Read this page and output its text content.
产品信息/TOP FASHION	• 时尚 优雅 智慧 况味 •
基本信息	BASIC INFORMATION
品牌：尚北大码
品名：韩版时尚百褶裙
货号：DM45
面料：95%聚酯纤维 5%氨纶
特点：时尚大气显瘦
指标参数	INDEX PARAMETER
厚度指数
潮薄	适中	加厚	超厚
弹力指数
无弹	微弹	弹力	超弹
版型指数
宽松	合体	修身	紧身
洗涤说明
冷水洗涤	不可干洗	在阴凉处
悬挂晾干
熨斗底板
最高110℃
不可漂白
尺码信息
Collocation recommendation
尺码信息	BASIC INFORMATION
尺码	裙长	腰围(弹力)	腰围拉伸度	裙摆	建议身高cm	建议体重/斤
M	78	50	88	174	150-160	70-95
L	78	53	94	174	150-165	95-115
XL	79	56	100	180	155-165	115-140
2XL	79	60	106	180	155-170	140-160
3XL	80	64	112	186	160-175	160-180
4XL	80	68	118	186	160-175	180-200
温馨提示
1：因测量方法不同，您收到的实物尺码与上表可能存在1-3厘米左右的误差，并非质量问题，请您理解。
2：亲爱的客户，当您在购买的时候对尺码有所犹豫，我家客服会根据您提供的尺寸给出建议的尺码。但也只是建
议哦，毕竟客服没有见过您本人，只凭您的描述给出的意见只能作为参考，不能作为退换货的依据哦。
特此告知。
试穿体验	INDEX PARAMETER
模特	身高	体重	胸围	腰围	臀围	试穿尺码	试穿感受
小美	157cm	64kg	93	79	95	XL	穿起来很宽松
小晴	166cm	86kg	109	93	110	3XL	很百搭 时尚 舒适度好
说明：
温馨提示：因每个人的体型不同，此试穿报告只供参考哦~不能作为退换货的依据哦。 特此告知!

◆ Work to do: Reproduce the whole listing word for word.

◆ Exercise answer:
Read this page and output its text content.
产品信息/TOP FASHION	• 时尚 优雅 智慧 况味 •
基本信息	BASIC INFORMATION
品牌：尚北大码
品名：韩版时尚百褶裙
货号：DM45
面料：95%聚酯纤维 5%氨纶
特点：时尚大气显瘦
指标参数	INDEX PARAMETER
厚度指数
潮薄	适中	加厚	超厚
弹力指数
无弹	微弹	弹力	超弹
版型指数
宽松	合体	修身	紧身
洗涤说明
冷水洗涤	不可干洗	在阴凉处
悬挂晾干
熨斗底板
最高110℃
不可漂白
尺码信息
Collocation recommendation
尺码信息	BASIC INFORMATION
尺码	裙长	腰围(弹力)	腰围拉伸度	裙摆	建议身高cm	建议体重/斤
M	78	50	88	174	150-160	70-95
L	78	53	94	174	150-165	95-115
XL	79	56	100	180	155-165	115-140
2XL	79	60	106	180	155-170	140-160
3XL	80	64	112	186	160-175	160-180
4XL	80	68	118	186	160-175	180-200
温馨提示
1：因测量方法不同，您收到的实物尺码与上表可能存在1-3厘米左右的误差，并非质量问题，请您理解。
2：亲爱的客户，当您在购买的时候对尺码有所犹豫，我家客服会根据您提供的尺寸给出建议的尺码。但也只是建
议哦，毕竟客服没有见过您本人，只凭您的描述给出的意见只能作为参考，不能作为退换货的依据哦。
特此告知。
试穿体验	INDEX PARAMETER
模特	身高	体重	胸围	腰围	臀围	试穿尺码	试穿感受
小美	157cm	64kg	93	79	95	XL	穿起来很宽松
小晴	166cm	86kg	109	93	110	3XL	很百搭 时尚 舒适度好
说明：
温馨提示：因每个人的体型不同，此试穿报告只供参考哦~不能作为退换货的依据哦。 特此告知!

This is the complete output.